STATED EXERCISE: Beneath this task is a listing; retype all of it exactly.

DATA SHOWN:
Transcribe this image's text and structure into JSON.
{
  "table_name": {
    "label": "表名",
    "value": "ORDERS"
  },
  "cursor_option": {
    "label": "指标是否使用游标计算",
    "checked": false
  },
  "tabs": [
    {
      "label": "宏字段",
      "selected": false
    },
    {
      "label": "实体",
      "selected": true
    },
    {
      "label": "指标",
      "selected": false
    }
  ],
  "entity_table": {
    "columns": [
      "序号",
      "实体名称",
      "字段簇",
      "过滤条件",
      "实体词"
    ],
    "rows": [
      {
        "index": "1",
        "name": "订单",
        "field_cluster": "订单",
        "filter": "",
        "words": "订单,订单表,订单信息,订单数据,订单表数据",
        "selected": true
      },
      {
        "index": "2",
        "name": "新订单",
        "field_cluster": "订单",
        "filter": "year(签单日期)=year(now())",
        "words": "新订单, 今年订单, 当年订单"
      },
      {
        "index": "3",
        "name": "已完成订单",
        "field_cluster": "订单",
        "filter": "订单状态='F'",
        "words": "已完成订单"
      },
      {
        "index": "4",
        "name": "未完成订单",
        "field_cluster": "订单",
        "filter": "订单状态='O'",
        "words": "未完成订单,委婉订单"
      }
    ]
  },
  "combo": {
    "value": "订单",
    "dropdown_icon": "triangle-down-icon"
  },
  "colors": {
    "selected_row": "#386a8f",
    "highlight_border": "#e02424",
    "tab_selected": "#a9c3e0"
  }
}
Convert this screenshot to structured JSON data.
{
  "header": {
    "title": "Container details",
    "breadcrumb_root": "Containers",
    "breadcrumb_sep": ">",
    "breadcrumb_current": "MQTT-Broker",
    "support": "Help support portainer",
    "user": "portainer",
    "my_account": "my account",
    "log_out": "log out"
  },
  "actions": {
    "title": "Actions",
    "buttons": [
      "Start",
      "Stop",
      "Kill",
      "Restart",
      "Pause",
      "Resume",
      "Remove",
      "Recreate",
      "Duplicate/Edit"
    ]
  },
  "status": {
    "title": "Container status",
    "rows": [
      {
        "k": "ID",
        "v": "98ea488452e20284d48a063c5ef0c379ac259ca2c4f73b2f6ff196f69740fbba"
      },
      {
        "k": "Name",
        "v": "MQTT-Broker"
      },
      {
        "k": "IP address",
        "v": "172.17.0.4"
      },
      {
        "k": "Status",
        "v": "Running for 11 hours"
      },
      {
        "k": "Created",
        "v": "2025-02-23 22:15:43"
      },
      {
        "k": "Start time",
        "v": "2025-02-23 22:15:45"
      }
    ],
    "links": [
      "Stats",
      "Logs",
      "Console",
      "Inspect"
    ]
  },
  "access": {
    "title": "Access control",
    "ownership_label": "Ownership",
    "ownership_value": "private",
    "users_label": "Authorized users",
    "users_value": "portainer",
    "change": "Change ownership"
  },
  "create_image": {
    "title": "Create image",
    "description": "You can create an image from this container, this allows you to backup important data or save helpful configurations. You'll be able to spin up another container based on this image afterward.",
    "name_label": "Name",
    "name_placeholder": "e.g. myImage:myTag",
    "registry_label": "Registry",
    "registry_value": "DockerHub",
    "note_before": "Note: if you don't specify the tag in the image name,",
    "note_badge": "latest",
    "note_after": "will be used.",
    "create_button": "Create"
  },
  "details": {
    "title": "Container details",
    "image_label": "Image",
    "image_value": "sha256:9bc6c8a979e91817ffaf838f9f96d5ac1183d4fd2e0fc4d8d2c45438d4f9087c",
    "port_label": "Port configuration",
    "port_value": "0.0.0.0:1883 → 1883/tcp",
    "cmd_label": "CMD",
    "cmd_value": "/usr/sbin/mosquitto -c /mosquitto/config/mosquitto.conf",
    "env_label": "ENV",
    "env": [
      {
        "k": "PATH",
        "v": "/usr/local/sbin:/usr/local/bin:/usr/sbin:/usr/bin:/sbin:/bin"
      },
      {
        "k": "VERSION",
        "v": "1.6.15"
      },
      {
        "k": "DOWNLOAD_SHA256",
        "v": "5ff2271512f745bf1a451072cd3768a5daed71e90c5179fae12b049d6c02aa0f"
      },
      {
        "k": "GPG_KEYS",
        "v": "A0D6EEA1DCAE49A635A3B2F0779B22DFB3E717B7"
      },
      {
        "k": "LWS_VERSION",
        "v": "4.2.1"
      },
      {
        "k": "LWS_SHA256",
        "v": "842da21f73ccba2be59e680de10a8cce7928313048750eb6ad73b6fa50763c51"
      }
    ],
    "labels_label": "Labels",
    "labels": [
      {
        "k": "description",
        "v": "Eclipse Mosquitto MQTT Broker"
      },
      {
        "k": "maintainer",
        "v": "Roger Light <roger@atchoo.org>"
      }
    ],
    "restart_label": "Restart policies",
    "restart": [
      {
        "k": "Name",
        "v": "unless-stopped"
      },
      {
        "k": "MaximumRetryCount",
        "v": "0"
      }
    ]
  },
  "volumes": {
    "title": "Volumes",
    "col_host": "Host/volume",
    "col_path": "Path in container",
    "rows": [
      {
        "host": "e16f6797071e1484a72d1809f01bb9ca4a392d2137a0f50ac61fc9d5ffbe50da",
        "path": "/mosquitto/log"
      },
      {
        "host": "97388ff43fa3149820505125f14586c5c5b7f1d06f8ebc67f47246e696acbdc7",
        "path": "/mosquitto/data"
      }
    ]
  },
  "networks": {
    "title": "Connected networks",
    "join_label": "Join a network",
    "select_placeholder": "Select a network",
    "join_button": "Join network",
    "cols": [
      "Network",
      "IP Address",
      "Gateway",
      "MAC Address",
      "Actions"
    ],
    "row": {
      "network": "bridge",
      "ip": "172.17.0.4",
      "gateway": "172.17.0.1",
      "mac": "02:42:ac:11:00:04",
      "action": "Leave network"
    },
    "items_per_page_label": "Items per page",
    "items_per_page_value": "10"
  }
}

RESULT BELOW:
Transcribe this image's text and structure into JSON.
{
  "table_name": {
    "label": "表名",
    "value": "ORDERS"
  },
  "cursor_option": {
    "label": "指标是否使用游标计算",
    "checked": false
  },
  "tabs": [
    {
      "label": "宏字段",
      "selected": false
    },
    {
      "label": "实体",
      "selected": true
    },
    {
      "label": "指标",
      "selected": false
    }
  ],
  "entity_table": {
    "columns": [
      "序号",
      "实体名称",
      "字段簇",
      "过滤条件",
      "实体词"
    ],
    "rows": [
      {
        "index": "1",
        "name": "订单",
        "field_cluster": "订单",
        "filter": "",
        "words": "订单,订单表,订单信息,订单数据,订单表数据",
        "selected": true
      },
      {
        "index": "2",
        "name": "新订单",
        "field_cluster": "订单",
        "filter": "year(签单日期)=year(now())",
        "words": "新订单, 今年订单, 当年订单"
      },
      {
        "index": "3",
        "name": "已完成订单",
        "field_cluster": "订单",
        "filter": "订单状态='F'",
        "words": "已完成订单"
      },
      {
        "index": "4",
        "name": "未完成订单",
        "field_cluster": "订单",
        "filter": "订单状态='O'",
        "words": "未完成订单,委婉订单"
      }
    ]
  },
  "combo": {
    "value": "订单",
    "dropdown_icon": "triangle-down-icon"
  },
  "colors": {
    "selected_row": "#386a8f",
    "highlight_border": "#e02424",
    "tab_selected": "#a9c3e0"
  }
}
Convert this screenshot to structured JSON data.
{
  "header": {
    "title": "Container details",
    "breadcrumb_root": "Containers",
    "breadcrumb_sep": ">",
    "breadcrumb_current": "MQTT-Broker",
    "support": "Help support portainer",
    "user": "portainer",
    "my_account": "my account",
    "log_out": "log out"
  },
  "actions": {
    "title": "Actions",
    "buttons": [
      "Start",
      "Stop",
      "Kill",
      "Restart",
      "Pause",
      "Resume",
      "Remove",
      "Recreate",
      "Duplicate/Edit"
    ]
  },
  "status": {
    "title": "Container status",
    "rows": [
      {
        "k": "ID",
        "v": "98ea488452e20284d48a063c5ef0c379ac259ca2c4f73b2f6ff196f69740fbba"
      },
      {
        "k": "Name",
        "v": "MQTT-Broker"
      },
      {
        "k": "IP address",
        "v": "172.17.0.4"
      },
      {
        "k": "Status",
        "v": "Running for 11 hours"
      },
      {
        "k": "Created",
        "v": "2025-02-23 22:15:43"
      },
      {
        "k": "Start time",
        "v": "2025-02-23 22:15:45"
      }
    ],
    "links": [
      "Stats",
      "Logs",
      "Console",
      "Inspect"
    ]
  },
  "access": {
    "title": "Access control",
    "ownership_label": "Ownership",
    "ownership_value": "private",
    "users_label": "Authorized users",
    "users_value": "portainer",
    "change": "Change ownership"
  },
  "create_image": {
    "title": "Create image",
    "description": "You can create an image from this container, this allows you to backup important data or save helpful configurations. You'll be able to spin up another container based on this image afterward.",
    "name_label": "Name",
    "name_placeholder": "e.g. myImage:myTag",
    "registry_label": "Registry",
    "registry_value": "DockerHub",
    "note_before": "Note: if you don't specify the tag in the image name,",
    "note_badge": "latest",
    "note_after": "will be used.",
    "create_button": "Create"
  },
  "details": {
    "title": "Container details",
    "image_label": "Image",
    "image_value": "sha256:9bc6c8a979e91817ffaf838f9f96d5ac1183d4fd2e0fc4d8d2c45438d4f9087c",
    "port_label": "Port configuration",
    "port_value": "0.0.0.0:1883 → 1883/tcp",
    "cmd_label": "CMD",
    "cmd_value": "/usr/sbin/mosquitto -c /mosquitto/config/mosquitto.conf",
    "env_label": "ENV",
    "env": [
      {
        "k": "PATH",
        "v": "/usr/local/sbin:/usr/local/bin:/usr/sbin:/usr/bin:/sbin:/bin"
      },
      {
        "k": "VERSION",
        "v": "1.6.15"
      },
      {
        "k": "DOWNLOAD_SHA256",
        "v": "5ff2271512f745bf1a451072cd3768a5daed71e90c5179fae12b049d6c02aa0f"
      },
      {
        "k": "GPG_KEYS",
        "v": "A0D6EEA1DCAE49A635A3B2F0779B22DFB3E717B7"
      },
      {
        "k": "LWS_VERSION",
        "v": "4.2.1"
      },
      {
        "k": "LWS_SHA256",
        "v": "842da21f73ccba2be59e680de10a8cce7928313048750eb6ad73b6fa50763c51"
      }
    ],
    "labels_label": "Labels",
    "labels": [
      {
        "k": "description",
        "v": "Eclipse Mosquitto MQTT Broker"
      },
      {
        "k": "maintainer",
        "v": "Roger Light <roger@atchoo.org>"
      }
    ],
    "restart_label": "Restart policies",
    "restart": [
      {
        "k": "Name",
        "v": "unless-stopped"
      },
      {
        "k": "MaximumRetryCount",
        "v": "0"
      }
    ]
  },
  "volumes": {
    "title": "Volumes",
    "col_host": "Host/volume",
    "col_path": "Path in container",
    "rows": [
      {
        "host": "e16f6797071e1484a72d1809f01bb9ca4a392d2137a0f50ac61fc9d5ffbe50da",
        "path": "/mosquitto/log"
      },
      {
        "host": "97388ff43fa3149820505125f14586c5c5b7f1d06f8ebc67f47246e696acbdc7",
        "path": "/mosquitto/data"
      }
    ]
  },
  "networks": {
    "title": "Connected networks",
    "join_label": "Join a network",
    "select_placeholder": "Select a network",
    "join_button": "Join network",
    "cols": [
      "Network",
      "IP Address",
      "Gateway",
      "MAC Address",
      "Actions"
    ],
    "row": {
      "network": "bridge",
      "ip": "172.17.0.4",
      "gateway": "172.17.0.1",
      "mac": "02:42:ac:11:00:04",
      "action": "Leave network"
    },
    "items_per_page_label": "Items per page",
    "items_per_page_value": "10"
  }
}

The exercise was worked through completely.